# Given problem
Using the entries that follow, collect the lines where the word "about" appears.
━━ Exercise inputs
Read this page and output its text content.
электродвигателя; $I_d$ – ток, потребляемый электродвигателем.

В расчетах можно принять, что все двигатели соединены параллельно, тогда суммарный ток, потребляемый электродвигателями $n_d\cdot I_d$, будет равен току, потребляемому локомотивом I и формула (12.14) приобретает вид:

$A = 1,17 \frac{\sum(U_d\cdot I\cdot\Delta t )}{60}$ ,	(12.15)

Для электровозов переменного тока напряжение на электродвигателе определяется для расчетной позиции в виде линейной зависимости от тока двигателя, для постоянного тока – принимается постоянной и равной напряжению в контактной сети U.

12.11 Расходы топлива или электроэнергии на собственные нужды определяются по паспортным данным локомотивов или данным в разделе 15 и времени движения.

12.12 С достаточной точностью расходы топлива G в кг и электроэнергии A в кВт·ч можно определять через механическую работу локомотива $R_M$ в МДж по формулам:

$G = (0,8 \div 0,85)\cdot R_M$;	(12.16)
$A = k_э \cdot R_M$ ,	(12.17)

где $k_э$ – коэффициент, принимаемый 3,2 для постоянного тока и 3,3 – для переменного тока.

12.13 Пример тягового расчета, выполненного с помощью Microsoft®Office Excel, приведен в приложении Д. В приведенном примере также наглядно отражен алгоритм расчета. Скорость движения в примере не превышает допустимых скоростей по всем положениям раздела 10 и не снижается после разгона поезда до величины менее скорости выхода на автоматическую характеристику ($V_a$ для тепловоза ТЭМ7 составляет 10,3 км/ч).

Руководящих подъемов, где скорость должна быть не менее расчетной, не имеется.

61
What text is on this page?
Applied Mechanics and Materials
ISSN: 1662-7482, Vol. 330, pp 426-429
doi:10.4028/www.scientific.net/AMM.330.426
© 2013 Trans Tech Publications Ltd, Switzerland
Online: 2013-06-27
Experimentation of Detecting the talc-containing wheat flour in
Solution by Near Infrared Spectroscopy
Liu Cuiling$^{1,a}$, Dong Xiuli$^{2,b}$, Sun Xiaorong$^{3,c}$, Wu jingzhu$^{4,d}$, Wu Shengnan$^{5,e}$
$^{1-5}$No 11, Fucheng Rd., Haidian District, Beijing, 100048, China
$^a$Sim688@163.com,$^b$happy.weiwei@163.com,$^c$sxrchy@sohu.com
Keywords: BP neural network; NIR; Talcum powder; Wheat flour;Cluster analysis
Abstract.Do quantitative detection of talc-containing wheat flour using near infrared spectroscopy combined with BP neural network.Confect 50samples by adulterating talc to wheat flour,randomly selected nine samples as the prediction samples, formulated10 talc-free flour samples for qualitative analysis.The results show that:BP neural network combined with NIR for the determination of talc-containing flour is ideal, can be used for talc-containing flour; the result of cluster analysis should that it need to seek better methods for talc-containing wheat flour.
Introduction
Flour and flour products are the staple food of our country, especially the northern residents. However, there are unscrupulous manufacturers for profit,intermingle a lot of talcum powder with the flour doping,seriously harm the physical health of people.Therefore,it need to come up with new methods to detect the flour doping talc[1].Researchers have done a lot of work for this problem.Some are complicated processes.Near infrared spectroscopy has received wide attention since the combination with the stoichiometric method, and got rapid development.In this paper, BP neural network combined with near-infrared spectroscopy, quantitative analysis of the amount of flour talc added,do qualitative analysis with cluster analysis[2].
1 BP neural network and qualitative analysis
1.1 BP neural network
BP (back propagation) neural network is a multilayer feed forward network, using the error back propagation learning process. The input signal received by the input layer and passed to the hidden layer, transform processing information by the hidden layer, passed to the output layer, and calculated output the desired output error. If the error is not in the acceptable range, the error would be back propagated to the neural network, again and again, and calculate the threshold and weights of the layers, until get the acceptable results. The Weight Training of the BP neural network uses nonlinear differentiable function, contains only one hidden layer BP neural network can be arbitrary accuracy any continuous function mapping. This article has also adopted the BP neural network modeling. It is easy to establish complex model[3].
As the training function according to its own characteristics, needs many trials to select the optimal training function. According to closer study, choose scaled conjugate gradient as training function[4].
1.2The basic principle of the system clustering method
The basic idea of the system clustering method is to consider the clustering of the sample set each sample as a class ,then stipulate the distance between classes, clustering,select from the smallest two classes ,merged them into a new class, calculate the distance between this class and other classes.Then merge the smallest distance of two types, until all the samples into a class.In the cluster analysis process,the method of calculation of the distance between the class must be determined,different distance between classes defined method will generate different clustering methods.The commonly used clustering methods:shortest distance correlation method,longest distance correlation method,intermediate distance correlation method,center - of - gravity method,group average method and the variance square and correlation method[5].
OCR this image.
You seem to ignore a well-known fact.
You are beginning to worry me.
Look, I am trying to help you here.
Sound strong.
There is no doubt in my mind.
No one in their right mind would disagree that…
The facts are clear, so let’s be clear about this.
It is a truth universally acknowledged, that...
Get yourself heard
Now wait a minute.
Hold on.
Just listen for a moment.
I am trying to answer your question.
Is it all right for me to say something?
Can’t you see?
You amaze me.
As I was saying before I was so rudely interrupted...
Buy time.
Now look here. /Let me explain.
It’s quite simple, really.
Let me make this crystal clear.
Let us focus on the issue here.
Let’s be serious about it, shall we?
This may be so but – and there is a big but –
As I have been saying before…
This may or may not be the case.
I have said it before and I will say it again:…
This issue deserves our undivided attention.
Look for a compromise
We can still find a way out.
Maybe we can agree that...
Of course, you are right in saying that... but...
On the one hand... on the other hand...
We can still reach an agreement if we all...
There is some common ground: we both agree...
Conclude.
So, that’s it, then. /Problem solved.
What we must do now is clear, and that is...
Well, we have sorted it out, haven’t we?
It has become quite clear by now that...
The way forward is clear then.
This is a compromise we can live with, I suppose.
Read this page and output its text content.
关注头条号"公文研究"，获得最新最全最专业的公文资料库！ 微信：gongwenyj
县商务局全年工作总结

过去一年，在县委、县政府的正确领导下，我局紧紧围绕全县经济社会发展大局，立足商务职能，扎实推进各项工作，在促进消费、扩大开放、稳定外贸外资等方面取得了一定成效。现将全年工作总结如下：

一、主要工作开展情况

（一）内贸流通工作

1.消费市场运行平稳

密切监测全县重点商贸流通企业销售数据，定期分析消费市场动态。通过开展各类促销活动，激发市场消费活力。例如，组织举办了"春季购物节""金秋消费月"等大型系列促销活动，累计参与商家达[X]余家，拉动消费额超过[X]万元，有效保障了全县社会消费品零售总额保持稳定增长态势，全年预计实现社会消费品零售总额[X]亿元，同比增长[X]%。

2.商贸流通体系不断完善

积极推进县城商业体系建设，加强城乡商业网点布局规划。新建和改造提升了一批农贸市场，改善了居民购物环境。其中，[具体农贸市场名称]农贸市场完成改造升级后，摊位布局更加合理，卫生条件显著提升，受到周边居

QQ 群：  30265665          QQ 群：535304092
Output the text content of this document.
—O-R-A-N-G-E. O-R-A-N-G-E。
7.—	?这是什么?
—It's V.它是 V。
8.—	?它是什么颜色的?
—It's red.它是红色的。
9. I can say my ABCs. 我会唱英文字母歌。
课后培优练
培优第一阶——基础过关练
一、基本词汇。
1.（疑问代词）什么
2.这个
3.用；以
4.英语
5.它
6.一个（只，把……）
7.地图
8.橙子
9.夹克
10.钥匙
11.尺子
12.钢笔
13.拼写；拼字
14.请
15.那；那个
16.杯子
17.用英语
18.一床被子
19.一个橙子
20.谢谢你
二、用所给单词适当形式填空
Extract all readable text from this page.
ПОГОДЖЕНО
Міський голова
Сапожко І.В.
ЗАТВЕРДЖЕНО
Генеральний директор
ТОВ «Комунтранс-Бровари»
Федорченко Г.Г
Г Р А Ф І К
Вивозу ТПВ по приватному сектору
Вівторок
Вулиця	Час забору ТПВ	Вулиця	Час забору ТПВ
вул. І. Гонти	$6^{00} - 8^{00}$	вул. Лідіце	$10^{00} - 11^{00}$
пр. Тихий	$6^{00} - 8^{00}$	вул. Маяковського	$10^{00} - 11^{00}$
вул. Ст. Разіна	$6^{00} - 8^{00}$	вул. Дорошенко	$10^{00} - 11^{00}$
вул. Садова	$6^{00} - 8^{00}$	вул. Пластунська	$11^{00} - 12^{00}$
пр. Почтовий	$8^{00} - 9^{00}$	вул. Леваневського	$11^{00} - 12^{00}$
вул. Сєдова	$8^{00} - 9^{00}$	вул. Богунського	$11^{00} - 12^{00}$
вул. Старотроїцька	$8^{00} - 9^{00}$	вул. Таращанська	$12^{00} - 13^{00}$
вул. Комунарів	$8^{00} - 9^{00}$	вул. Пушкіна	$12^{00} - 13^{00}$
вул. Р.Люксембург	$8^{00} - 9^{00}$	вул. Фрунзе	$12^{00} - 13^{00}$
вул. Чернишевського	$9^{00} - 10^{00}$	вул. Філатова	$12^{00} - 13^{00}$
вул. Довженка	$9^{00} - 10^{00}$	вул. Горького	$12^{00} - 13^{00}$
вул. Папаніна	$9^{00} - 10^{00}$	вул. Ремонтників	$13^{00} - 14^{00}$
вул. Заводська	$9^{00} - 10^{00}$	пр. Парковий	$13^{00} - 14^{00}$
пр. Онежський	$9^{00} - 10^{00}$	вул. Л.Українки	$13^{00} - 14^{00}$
━━━━
# Solution below
The facts are clear, so let’s be clear about this.
Let’s be serious about it, shall we?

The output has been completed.